To be done:
Rewrite the material from its first line through the line containing "Circle shape bbox=[127, 447, 133, 453]", inclusive, putting "Rectangle" in place of "Bar" and leaving everything else unchanged.

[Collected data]
* BEGIN *

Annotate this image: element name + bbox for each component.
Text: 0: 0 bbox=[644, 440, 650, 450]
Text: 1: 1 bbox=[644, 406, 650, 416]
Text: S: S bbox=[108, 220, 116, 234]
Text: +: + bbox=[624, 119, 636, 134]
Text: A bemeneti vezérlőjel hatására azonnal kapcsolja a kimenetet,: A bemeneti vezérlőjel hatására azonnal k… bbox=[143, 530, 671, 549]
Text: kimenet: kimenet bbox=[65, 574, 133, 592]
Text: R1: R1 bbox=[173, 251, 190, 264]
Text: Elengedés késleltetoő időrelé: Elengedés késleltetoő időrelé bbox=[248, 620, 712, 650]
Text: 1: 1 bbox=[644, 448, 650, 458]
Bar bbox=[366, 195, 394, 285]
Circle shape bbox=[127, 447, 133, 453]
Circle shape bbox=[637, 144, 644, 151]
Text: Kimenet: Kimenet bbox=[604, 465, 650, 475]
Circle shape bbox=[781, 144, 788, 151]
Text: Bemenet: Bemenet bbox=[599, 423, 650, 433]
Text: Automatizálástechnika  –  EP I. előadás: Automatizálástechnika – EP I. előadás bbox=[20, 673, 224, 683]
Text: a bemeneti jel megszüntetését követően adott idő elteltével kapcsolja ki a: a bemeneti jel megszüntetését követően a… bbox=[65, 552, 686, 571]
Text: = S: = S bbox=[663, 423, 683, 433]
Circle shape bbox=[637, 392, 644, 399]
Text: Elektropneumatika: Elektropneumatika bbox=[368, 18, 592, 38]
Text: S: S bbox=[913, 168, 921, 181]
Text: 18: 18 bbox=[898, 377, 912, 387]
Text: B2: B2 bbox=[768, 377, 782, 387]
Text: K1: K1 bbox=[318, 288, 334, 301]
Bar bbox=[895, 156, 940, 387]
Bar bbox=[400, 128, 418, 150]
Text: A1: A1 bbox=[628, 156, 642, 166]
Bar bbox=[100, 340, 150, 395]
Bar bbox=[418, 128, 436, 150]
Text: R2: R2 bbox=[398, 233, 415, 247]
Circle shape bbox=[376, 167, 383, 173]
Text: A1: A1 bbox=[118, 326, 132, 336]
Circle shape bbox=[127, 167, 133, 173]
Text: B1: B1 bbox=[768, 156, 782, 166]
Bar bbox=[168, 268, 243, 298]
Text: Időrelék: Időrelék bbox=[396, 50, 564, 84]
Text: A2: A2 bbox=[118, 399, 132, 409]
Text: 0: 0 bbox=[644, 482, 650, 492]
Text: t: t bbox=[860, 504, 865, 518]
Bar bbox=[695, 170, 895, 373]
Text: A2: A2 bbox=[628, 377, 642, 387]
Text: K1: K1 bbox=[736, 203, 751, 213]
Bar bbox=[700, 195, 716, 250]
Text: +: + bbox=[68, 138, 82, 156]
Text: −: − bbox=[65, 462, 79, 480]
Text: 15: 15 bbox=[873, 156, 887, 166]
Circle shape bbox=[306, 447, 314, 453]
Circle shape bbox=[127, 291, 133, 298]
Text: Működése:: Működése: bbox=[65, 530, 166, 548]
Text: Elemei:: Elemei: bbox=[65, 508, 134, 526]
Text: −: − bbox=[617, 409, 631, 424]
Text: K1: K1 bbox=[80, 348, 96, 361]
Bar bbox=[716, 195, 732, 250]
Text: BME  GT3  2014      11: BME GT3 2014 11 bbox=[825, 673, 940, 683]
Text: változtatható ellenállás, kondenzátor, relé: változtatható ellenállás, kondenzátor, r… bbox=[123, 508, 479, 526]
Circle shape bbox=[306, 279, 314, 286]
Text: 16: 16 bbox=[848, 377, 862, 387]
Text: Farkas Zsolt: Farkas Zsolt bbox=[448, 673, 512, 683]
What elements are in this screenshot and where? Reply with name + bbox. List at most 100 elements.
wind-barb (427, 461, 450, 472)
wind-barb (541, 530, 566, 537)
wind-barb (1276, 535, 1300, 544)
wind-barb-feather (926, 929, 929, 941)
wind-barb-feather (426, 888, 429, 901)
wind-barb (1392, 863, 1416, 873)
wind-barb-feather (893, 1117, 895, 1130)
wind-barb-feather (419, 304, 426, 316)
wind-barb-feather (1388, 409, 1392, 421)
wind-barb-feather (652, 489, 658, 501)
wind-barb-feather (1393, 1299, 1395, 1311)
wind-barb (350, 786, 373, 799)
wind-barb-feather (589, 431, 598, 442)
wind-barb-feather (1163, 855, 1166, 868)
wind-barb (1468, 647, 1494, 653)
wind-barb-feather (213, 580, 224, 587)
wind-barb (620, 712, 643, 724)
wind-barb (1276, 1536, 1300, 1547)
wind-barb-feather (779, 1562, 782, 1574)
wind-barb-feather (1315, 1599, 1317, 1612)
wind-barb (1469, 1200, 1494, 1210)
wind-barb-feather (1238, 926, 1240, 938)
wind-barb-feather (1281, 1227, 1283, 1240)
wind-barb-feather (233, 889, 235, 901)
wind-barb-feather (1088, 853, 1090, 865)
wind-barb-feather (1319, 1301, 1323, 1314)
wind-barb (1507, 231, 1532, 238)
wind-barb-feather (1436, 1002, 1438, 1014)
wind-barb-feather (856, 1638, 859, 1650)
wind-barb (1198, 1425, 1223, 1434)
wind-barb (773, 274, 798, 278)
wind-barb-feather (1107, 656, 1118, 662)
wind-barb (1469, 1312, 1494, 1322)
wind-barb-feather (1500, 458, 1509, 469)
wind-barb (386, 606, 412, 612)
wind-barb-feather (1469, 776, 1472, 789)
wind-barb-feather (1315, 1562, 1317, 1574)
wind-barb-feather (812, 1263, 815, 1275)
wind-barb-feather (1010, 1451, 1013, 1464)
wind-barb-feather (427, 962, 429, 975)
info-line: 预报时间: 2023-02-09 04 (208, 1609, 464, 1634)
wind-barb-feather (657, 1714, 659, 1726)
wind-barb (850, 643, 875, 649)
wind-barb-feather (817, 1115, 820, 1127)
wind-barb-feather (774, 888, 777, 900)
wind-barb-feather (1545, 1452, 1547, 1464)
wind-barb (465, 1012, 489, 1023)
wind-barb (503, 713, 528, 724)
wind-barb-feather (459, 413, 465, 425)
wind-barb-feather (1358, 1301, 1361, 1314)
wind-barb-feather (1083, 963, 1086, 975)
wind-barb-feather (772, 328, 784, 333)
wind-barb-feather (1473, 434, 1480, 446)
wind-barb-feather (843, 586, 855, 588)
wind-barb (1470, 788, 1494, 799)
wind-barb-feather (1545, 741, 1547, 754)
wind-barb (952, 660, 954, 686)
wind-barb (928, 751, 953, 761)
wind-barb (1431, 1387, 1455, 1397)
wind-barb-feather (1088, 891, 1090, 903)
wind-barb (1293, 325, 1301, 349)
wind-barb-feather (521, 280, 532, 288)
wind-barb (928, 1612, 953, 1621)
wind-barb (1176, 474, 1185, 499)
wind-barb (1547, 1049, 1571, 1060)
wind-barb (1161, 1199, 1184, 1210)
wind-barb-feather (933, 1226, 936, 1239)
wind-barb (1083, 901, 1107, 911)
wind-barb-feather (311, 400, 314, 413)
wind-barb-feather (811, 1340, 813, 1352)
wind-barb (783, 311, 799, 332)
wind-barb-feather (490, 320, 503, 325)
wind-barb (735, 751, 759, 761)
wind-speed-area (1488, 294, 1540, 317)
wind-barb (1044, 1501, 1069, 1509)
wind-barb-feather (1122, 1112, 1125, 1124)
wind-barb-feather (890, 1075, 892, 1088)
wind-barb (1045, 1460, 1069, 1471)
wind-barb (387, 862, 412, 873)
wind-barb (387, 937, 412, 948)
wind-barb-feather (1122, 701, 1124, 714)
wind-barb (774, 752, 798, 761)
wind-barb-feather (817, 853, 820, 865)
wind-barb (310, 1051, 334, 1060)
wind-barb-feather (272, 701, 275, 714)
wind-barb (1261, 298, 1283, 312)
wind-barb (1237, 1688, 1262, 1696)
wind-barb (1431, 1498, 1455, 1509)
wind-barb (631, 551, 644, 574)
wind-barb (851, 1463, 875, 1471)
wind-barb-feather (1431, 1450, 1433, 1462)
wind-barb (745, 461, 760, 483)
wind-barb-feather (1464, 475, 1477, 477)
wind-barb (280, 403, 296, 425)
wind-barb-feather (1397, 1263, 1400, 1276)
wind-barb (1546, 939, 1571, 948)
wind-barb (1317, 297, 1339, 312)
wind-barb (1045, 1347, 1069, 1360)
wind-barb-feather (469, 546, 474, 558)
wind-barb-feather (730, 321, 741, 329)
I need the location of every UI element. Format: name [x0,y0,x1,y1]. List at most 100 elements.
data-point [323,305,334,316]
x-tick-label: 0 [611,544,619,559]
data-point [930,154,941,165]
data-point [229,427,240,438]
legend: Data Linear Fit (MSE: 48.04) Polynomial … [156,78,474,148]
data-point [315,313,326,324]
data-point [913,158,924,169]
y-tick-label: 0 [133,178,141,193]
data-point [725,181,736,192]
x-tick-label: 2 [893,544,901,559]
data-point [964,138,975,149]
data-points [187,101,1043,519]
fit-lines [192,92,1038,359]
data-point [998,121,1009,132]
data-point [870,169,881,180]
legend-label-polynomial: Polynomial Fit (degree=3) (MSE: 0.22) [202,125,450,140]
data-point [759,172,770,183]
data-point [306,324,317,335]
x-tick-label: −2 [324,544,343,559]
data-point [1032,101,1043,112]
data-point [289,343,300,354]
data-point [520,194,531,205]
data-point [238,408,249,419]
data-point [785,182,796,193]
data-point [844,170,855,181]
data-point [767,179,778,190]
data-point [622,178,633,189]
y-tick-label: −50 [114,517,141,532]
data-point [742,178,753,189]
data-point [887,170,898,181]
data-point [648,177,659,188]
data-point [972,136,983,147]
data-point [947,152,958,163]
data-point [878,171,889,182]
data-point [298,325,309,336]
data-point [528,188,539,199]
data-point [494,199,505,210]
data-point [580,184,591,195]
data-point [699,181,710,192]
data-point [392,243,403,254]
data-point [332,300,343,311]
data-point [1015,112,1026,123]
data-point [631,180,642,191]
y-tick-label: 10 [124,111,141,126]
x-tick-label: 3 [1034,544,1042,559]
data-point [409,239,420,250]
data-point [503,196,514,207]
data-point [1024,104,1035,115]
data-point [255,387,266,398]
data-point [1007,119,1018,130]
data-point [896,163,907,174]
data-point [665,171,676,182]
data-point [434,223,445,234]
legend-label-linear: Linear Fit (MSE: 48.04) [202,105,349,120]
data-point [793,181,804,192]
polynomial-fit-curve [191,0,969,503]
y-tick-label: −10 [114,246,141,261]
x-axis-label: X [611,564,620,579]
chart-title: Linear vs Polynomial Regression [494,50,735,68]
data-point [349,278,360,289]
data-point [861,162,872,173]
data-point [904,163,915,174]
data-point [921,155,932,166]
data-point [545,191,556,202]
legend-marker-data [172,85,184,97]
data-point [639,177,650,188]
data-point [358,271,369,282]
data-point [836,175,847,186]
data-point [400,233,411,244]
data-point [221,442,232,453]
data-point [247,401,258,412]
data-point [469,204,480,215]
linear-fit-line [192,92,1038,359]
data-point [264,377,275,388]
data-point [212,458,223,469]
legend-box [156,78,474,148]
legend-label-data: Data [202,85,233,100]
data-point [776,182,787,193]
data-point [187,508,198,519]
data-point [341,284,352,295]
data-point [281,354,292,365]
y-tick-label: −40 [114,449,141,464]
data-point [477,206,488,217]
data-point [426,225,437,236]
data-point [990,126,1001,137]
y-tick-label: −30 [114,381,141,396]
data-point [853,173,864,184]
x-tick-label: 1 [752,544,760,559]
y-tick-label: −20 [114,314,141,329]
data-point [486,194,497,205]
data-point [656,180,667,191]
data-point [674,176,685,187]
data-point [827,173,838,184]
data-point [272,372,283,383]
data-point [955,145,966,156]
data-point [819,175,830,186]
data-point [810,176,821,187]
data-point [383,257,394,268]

* END *

Exercise response:
Annotate this image: element name + bbox for each component.
Text: 0: 0 bbox=[644, 440, 650, 450]
Text: 1: 1 bbox=[644, 406, 650, 416]
Text: S: S bbox=[108, 220, 116, 234]
Text: +: + bbox=[624, 119, 636, 134]
Text: A bemeneti vezérlőjel hatására azonnal kapcsolja a kimenetet,: A bemeneti vezérlőjel hatására azonnal k… bbox=[143, 530, 671, 549]
Text: kimenet: kimenet bbox=[65, 574, 133, 592]
Text: R1: R1 bbox=[173, 251, 190, 264]
Text: Elengedés késleltetoő időrelé: Elengedés késleltetoő időrelé bbox=[248, 620, 712, 650]
Text: 1: 1 bbox=[644, 448, 650, 458]
Rectangle bbox=[366, 195, 394, 285]
Circle shape bbox=[127, 447, 133, 453]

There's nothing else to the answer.